LISTED RECORDS:
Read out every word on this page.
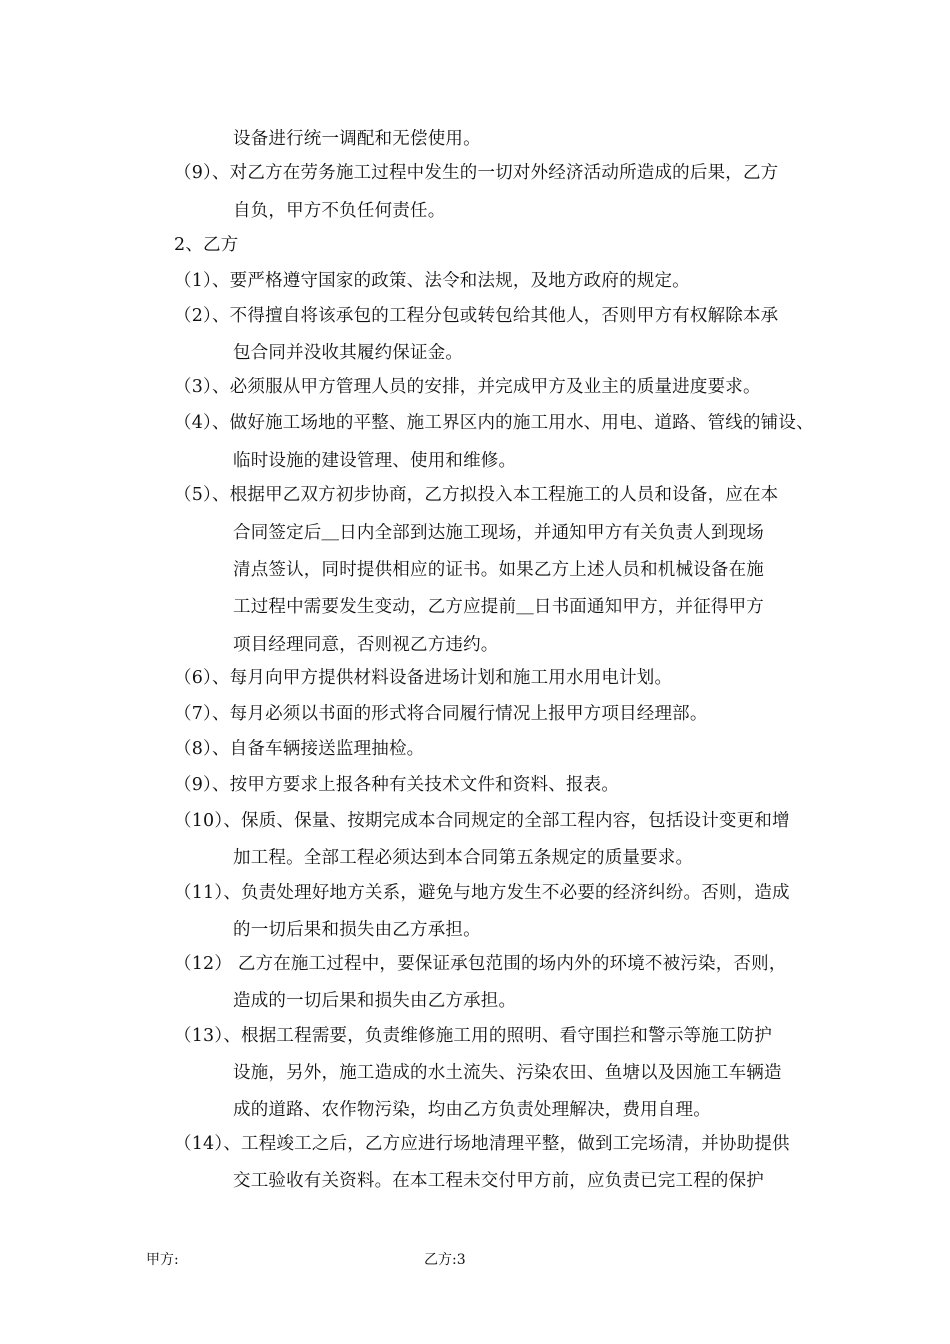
设备进行统一调配和无偿使用。
（9）、对乙方在劳务施工过程中发生的一切对外经济活动所造成的后果，乙方
自负，甲方不负任何责任。
2、乙方
（1）、要严格遵守国家的政策、法令和法规，及地方政府的规定。
（2）、不得擅自将该承包的工程分包或转包给其他人，否则甲方有权解除本承
包合同并没收其履约保证金。
（3）、必须服从甲方管理人员的安排，并完成甲方及业主的质量进度要求。
（4）、做好施工场地的平整、施工界区内的施工用水、用电、道路、管线的铺设、
临时设施的建设管理、使用和维修。
（5）、根据甲乙双方初步协商，乙方拟投入本工程施工的人员和设备，应在本
合同签定后＿日内全部到达施工现场，并通知甲方有关负责人到现场
清点签认，同时提供相应的证书。如果乙方上述人员和机械设备在施
工过程中需要发生变动，乙方应提前＿日书面通知甲方，并征得甲方
项目经理同意，否则视乙方违约。
（6）、每月向甲方提供材料设备进场计划和施工用水用电计划。
（7）、每月必须以书面的形式将合同履行情况上报甲方项目经理部。
（8）、自备车辆接送监理抽检。
（9）、按甲方要求上报各种有关技术文件和资料、报表。
（10）、保质、保量、按期完成本合同规定的全部工程内容，包括设计变更和增
加工程。全部工程必须达到本合同第五条规定的质量要求。
（11）、负责处理好地方关系，避免与地方发生不必要的经济纠纷。否则，造成
的一切后果和损失由乙方承担。
（12） 乙方在施工过程中，要保证承包范围的场内外的环境不被污染，否则，
造成的一切后果和损失由乙方承担。
（13）、根据工程需要，负责维修施工用的照明、看守围拦和警示等施工防护
设施，另外，施工造成的水土流失、污染农田、鱼塘以及因施工车辆造
成的道路、农作物污染，均由乙方负责处理解决，费用自理。
（14）、工程竣工之后，乙方应进行场地清理平整，做到工完场清，并协助提供
交工验收有关资料。在本工程未交付甲方前，应负责已完工程的保护
甲方:	乙方:3
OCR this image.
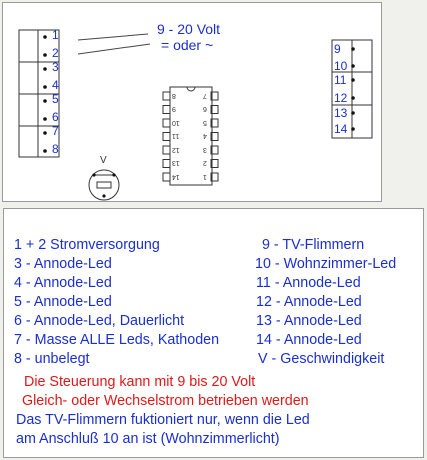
9 - 20 Volt
= oder ~
1
2
3
4
5
6
7
8
9
10
11
12
13
14
8	7
9	6
10	5
11	4
12	3
13	2
14	1
V
1 + 2 Stromversorgung
3 - Annode-Led
4 - Annode-Led
5 - Annode-Led
6 - Annode-Led, Dauerlicht
7 - Masse ALLE Leds, Kathoden
8 - unbelegt
9 - TV-Flimmern
10 - Wohnzimmer-Led
11 - Annode-Led
12 - Annode-Led
13 - Annode-Led
14 - Annode-Led
V - Geschwindigkeit
Die Steuerung kann mit 9 bis 20 Volt
Gleich- oder Wechselstrom betrieben werden
Das TV-Flimmern fuktioniert nur, wenn die Led
am Anschluß 10 an ist (Wohnzimmerlicht)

WHAT TO DO: Without the pictures, output the full listing exactly as it stands.

RESPONSE:
Read out every word on this page.
设备进行统一调配和无偿使用。
（9）、对乙方在劳务施工过程中发生的一切对外经济活动所造成的后果，乙方
自负，甲方不负任何责任。
2、乙方
（1）、要严格遵守国家的政策、法令和法规，及地方政府的规定。
（2）、不得擅自将该承包的工程分包或转包给其他人，否则甲方有权解除本承
包合同并没收其履约保证金。
（3）、必须服从甲方管理人员的安排，并完成甲方及业主的质量进度要求。
（4）、做好施工场地的平整、施工界区内的施工用水、用电、道路、管线的铺设、
临时设施的建设管理、使用和维修。
（5）、根据甲乙双方初步协商，乙方拟投入本工程施工的人员和设备，应在本
合同签定后＿日内全部到达施工现场，并通知甲方有关负责人到现场
清点签认，同时提供相应的证书。如果乙方上述人员和机械设备在施
工过程中需要发生变动，乙方应提前＿日书面通知甲方，并征得甲方
项目经理同意，否则视乙方违约。
（6）、每月向甲方提供材料设备进场计划和施工用水用电计划。
（7）、每月必须以书面的形式将合同履行情况上报甲方项目经理部。
（8）、自备车辆接送监理抽检。
（9）、按甲方要求上报各种有关技术文件和资料、报表。
（10）、保质、保量、按期完成本合同规定的全部工程内容，包括设计变更和增
加工程。全部工程必须达到本合同第五条规定的质量要求。
（11）、负责处理好地方关系，避免与地方发生不必要的经济纠纷。否则，造成
的一切后果和损失由乙方承担。
（12） 乙方在施工过程中，要保证承包范围的场内外的环境不被污染，否则，
造成的一切后果和损失由乙方承担。
（13）、根据工程需要，负责维修施工用的照明、看守围拦和警示等施工防护
设施，另外，施工造成的水土流失、污染农田、鱼塘以及因施工车辆造
成的道路、农作物污染，均由乙方负责处理解决，费用自理。
（14）、工程竣工之后，乙方应进行场地清理平整，做到工完场清，并协助提供
交工验收有关资料。在本工程未交付甲方前，应负责已完工程的保护
甲方:	乙方:3
OCR this image.
9 - 20 Volt
= oder ~
1
2
3
4
5
6
7
8
9
10
11
12
13
14
8	7
9	6
10	5
11	4
12	3
13	2
14	1
V
1 + 2 Stromversorgung
3 - Annode-Led
4 - Annode-Led
5 - Annode-Led
6 - Annode-Led, Dauerlicht
7 - Masse ALLE Leds, Kathoden
8 - unbelegt
9 - TV-Flimmern
10 - Wohnzimmer-Led
11 - Annode-Led
12 - Annode-Led
13 - Annode-Led
14 - Annode-Led
V - Geschwindigkeit
Die Steuerung kann mit 9 bis 20 Volt
Gleich- oder Wechselstrom betrieben werden
Das TV-Flimmern fuktioniert nur, wenn die Led
am Anschluß 10 an ist (Wohnzimmerlicht)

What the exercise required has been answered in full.